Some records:
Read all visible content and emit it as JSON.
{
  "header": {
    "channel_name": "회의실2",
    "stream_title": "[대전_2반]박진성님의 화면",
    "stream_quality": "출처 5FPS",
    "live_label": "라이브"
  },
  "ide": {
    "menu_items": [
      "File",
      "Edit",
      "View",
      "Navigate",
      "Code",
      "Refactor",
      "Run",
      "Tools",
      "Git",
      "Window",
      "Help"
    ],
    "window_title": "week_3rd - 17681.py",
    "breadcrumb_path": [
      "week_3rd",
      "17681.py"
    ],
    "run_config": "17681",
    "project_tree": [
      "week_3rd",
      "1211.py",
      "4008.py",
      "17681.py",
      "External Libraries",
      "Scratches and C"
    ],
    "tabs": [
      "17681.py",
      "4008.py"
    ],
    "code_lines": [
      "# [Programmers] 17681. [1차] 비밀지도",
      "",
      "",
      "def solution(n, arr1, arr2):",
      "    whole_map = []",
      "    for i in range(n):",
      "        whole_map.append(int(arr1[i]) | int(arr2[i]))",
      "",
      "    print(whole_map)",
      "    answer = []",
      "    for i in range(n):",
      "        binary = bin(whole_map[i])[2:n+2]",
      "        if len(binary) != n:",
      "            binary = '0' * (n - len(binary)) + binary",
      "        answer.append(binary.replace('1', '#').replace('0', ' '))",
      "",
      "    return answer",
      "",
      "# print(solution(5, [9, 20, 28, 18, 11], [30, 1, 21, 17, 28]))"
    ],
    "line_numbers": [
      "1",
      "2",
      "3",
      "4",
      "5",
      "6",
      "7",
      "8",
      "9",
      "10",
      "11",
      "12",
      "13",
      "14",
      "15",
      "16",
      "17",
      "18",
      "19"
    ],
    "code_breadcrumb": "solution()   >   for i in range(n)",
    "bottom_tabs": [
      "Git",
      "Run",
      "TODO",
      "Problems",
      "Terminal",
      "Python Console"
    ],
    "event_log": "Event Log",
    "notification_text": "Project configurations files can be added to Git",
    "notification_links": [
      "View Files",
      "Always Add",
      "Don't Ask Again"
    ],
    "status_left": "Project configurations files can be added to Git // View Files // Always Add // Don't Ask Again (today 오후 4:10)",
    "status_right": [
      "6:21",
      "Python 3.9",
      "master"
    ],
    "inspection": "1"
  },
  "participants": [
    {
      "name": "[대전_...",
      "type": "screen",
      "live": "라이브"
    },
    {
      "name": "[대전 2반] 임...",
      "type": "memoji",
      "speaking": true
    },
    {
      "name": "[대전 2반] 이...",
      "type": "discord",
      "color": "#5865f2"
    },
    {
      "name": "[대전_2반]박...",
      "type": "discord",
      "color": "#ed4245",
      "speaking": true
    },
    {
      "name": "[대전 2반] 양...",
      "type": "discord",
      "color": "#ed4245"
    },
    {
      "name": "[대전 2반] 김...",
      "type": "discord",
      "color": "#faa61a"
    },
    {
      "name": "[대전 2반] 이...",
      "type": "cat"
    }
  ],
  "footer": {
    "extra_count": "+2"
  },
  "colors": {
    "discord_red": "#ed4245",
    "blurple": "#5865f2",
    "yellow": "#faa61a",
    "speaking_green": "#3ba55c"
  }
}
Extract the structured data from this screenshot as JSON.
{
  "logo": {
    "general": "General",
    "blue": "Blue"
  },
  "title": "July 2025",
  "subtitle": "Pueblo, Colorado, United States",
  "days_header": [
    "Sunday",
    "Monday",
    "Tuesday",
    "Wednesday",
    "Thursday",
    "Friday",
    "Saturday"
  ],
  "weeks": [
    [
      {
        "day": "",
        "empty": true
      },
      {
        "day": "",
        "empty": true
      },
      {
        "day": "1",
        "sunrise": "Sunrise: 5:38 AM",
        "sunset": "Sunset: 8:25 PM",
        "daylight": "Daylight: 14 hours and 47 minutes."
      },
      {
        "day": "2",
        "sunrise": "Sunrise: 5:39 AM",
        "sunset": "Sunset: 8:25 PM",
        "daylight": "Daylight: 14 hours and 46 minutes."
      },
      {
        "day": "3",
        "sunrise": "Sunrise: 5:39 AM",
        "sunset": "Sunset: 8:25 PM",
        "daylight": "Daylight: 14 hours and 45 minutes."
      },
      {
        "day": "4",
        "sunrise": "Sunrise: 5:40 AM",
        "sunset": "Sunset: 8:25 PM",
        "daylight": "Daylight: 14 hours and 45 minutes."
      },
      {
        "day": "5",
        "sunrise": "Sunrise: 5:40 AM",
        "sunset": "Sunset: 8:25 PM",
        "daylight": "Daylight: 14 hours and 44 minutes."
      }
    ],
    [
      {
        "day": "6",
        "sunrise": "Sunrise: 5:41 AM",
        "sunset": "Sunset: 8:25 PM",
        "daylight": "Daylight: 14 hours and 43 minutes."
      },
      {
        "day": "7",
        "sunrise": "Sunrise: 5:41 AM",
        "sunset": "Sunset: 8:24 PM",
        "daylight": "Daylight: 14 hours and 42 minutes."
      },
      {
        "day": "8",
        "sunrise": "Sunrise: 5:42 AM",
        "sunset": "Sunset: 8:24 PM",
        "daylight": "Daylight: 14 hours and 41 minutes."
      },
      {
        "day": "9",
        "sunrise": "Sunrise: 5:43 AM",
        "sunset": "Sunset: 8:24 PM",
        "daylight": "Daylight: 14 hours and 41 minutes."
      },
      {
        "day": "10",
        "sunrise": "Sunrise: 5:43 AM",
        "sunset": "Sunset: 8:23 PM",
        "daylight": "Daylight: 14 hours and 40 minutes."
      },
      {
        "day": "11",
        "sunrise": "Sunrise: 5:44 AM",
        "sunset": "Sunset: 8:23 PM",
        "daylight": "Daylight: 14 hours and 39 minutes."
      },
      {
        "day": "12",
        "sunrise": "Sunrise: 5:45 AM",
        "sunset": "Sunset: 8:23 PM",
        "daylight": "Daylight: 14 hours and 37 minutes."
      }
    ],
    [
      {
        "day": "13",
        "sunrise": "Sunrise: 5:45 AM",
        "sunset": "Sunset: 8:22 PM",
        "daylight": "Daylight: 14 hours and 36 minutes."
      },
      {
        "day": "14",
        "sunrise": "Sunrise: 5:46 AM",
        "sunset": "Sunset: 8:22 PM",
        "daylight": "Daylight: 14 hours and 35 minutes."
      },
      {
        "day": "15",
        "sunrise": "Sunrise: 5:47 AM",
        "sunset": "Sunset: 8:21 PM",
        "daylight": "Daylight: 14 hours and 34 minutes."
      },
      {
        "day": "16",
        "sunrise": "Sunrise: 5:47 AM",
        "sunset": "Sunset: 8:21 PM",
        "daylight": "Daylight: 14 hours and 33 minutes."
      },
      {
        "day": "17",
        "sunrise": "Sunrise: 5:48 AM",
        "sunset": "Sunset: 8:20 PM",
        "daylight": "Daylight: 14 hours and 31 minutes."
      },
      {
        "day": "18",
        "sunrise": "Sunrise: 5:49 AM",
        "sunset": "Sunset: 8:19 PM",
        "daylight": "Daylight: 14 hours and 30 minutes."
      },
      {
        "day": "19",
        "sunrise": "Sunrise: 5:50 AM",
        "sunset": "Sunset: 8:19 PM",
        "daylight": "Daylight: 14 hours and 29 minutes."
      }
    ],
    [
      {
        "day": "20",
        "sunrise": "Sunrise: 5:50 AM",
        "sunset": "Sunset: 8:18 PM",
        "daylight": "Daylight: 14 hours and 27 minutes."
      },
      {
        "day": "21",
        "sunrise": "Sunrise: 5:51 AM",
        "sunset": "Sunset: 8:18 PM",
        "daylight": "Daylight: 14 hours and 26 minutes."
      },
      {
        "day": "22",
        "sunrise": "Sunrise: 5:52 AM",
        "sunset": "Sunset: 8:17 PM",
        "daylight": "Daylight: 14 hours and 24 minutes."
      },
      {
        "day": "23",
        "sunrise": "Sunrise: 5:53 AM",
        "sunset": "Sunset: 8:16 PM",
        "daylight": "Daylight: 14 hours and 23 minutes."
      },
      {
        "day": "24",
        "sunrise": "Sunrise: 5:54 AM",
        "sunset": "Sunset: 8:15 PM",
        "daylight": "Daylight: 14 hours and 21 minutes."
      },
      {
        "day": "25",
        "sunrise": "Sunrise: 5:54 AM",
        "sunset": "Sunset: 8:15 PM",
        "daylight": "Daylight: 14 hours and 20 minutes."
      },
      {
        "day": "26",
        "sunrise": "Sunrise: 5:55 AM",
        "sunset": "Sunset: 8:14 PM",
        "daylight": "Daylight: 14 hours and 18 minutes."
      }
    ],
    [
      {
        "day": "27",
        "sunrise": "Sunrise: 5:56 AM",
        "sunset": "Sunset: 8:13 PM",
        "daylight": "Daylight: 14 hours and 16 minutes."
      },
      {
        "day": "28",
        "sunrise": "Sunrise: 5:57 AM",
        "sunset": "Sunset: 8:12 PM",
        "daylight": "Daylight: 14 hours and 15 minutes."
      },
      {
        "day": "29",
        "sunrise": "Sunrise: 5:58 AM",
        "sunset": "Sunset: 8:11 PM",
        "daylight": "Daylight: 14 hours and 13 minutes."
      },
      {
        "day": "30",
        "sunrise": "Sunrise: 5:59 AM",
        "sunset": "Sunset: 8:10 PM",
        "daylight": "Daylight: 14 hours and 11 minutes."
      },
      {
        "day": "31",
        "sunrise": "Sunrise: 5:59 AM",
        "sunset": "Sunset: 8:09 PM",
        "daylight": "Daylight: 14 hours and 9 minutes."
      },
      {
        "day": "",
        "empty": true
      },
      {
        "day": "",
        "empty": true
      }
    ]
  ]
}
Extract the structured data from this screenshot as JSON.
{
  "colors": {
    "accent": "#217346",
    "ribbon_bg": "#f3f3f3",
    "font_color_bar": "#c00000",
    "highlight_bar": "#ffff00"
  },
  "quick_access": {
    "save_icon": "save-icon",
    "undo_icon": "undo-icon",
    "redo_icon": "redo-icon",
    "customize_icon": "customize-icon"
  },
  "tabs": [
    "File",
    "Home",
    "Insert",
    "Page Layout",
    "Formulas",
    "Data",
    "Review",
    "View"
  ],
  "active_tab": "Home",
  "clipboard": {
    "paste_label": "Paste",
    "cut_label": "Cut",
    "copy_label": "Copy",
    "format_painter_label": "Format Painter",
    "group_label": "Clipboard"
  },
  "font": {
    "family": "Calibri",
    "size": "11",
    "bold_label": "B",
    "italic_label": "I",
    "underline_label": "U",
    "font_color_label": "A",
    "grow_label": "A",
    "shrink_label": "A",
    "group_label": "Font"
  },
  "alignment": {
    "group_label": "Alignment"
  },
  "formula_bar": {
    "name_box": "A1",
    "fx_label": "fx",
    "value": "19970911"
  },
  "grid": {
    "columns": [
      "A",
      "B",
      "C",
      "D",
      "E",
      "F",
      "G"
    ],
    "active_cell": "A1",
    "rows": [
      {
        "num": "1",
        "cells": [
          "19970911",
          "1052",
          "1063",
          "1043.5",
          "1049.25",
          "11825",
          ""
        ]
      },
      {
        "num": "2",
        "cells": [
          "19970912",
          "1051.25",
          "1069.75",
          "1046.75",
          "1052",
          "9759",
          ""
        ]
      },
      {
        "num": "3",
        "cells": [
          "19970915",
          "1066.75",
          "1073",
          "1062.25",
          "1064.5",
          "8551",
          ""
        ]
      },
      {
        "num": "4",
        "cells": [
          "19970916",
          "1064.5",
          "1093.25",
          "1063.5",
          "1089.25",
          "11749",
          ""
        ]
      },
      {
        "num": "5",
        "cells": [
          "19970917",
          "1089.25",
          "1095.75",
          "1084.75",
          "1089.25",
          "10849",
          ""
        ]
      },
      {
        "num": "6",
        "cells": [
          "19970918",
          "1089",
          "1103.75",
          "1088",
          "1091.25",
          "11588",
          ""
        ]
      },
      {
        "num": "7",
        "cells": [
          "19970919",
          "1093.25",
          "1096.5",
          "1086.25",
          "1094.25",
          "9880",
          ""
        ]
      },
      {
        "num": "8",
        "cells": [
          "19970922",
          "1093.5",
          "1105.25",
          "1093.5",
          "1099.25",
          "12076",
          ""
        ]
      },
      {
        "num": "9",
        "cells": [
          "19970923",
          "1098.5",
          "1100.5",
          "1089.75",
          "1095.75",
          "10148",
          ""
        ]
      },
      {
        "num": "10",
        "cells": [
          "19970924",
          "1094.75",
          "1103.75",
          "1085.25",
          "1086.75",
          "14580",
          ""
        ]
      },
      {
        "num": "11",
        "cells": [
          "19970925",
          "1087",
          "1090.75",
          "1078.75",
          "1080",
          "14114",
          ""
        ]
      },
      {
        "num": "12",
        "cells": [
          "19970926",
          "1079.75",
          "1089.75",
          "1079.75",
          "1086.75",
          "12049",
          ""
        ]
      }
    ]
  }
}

▶ _Exercise directions_
What is the number of lines above that contain "solution"? Answer with that number only.

▶ _Written response_
3